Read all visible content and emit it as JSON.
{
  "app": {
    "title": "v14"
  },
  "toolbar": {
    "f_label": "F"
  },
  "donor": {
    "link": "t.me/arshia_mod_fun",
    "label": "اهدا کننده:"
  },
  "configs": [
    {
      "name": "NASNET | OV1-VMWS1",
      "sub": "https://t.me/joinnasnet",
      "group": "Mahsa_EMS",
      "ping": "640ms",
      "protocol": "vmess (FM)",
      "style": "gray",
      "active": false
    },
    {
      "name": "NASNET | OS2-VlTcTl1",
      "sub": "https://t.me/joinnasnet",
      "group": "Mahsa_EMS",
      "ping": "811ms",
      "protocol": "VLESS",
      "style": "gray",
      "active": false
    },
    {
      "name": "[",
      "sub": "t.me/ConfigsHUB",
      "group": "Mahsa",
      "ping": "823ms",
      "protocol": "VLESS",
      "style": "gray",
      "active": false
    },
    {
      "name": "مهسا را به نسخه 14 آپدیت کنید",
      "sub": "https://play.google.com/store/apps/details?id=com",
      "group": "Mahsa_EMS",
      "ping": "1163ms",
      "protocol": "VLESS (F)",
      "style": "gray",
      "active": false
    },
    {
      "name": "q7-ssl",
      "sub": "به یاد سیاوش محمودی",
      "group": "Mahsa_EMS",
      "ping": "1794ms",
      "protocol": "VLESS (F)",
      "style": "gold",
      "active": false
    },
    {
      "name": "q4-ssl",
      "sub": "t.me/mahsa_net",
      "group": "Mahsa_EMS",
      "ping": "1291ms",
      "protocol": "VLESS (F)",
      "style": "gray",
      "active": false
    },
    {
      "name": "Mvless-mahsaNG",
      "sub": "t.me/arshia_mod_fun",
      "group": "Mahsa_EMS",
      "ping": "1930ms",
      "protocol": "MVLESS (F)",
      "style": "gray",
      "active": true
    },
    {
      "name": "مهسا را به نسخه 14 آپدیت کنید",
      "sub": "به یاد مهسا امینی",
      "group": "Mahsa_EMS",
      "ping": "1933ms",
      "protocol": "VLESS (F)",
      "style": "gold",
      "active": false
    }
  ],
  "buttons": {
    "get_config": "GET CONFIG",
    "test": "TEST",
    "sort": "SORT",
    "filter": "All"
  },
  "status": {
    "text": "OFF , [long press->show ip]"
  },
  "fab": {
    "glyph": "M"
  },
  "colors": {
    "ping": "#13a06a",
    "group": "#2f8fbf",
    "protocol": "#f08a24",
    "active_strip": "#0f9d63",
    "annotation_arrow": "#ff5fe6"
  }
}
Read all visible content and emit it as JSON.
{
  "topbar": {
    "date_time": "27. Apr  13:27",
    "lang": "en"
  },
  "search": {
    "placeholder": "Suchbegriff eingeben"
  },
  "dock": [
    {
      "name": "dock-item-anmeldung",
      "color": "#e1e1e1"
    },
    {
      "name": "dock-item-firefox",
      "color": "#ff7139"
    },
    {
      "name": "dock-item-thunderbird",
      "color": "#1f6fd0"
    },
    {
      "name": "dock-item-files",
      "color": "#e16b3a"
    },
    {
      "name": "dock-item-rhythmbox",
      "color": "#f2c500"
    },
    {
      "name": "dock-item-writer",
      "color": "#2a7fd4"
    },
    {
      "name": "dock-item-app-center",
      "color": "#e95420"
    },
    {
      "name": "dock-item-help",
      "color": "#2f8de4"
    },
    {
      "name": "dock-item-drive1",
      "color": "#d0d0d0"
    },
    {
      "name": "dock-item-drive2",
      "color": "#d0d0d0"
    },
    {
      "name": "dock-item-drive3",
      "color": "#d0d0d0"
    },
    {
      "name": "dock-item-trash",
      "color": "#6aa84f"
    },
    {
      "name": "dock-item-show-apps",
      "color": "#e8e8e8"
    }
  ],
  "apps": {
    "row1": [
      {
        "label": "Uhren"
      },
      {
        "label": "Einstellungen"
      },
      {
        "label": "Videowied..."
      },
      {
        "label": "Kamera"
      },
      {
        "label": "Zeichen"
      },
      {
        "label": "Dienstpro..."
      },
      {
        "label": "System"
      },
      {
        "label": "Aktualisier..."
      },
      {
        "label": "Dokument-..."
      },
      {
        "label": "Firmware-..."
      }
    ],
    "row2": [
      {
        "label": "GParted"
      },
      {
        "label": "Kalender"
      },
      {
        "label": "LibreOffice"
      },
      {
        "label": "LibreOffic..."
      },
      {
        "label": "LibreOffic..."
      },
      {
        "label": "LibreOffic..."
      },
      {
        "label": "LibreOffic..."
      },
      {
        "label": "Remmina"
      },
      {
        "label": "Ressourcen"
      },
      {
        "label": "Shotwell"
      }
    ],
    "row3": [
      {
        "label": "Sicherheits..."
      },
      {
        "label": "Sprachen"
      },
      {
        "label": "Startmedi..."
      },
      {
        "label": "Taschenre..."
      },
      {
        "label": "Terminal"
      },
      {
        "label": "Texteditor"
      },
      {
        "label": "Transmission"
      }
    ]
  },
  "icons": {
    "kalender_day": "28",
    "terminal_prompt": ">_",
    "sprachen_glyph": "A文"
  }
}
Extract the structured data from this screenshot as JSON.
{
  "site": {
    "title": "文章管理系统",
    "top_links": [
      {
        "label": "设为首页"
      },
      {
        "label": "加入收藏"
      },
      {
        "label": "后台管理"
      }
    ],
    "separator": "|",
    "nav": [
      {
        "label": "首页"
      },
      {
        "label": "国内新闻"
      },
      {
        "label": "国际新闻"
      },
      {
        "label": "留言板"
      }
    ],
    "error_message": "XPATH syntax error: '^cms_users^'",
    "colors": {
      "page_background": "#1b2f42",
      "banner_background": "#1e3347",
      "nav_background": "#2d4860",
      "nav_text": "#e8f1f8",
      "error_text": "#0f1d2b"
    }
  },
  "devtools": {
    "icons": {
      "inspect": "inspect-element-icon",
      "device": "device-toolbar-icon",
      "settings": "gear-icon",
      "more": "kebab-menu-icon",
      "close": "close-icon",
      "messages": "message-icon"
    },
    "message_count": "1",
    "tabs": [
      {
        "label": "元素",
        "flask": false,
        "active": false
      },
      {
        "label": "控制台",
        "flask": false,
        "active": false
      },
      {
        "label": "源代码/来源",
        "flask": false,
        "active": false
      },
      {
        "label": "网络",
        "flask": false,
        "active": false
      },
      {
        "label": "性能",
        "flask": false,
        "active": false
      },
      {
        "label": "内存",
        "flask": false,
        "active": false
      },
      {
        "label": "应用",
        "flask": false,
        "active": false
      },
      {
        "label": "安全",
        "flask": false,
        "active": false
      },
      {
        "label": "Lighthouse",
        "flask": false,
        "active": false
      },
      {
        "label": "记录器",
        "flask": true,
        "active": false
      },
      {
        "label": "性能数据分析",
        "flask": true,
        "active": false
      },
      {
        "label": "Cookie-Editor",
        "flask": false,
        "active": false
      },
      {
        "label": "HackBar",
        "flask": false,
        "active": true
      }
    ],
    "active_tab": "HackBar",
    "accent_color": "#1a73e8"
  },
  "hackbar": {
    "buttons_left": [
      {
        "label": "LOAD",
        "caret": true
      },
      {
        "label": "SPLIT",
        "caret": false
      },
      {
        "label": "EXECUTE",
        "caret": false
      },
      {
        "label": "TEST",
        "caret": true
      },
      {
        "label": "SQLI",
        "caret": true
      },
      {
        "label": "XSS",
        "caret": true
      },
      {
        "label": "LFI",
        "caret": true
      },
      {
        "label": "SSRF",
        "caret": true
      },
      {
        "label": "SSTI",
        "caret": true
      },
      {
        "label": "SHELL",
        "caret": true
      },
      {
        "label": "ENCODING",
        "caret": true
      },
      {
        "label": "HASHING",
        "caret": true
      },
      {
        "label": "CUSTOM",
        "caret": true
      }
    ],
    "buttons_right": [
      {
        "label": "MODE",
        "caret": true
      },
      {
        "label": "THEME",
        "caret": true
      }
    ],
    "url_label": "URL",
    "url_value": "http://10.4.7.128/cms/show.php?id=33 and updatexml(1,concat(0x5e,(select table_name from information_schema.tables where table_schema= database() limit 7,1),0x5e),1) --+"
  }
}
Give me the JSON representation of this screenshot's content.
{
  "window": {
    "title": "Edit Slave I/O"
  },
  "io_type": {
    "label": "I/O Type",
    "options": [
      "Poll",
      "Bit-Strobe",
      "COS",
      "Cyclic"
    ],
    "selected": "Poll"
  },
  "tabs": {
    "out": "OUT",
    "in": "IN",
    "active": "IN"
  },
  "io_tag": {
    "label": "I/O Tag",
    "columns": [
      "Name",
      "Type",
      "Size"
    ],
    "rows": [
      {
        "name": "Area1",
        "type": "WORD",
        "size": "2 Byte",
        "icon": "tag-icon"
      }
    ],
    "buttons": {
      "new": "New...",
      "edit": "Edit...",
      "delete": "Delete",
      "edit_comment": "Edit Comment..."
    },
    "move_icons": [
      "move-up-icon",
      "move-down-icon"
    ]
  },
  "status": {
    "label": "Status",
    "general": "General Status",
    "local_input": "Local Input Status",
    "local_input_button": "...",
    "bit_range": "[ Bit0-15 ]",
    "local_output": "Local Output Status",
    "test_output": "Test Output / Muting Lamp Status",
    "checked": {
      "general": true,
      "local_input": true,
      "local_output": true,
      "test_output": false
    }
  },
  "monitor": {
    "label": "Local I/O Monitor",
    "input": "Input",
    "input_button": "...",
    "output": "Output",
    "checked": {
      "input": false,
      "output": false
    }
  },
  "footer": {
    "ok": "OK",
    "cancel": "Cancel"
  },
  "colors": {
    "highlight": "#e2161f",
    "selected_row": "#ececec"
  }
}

-=-=-=-=-

What is needed >> Gather up every line in the data above that contains the word "screenshot", copying each one.

The answer >>
Extract the structured data from this screenshot as JSON.
Give me the JSON representation of this screenshot's content.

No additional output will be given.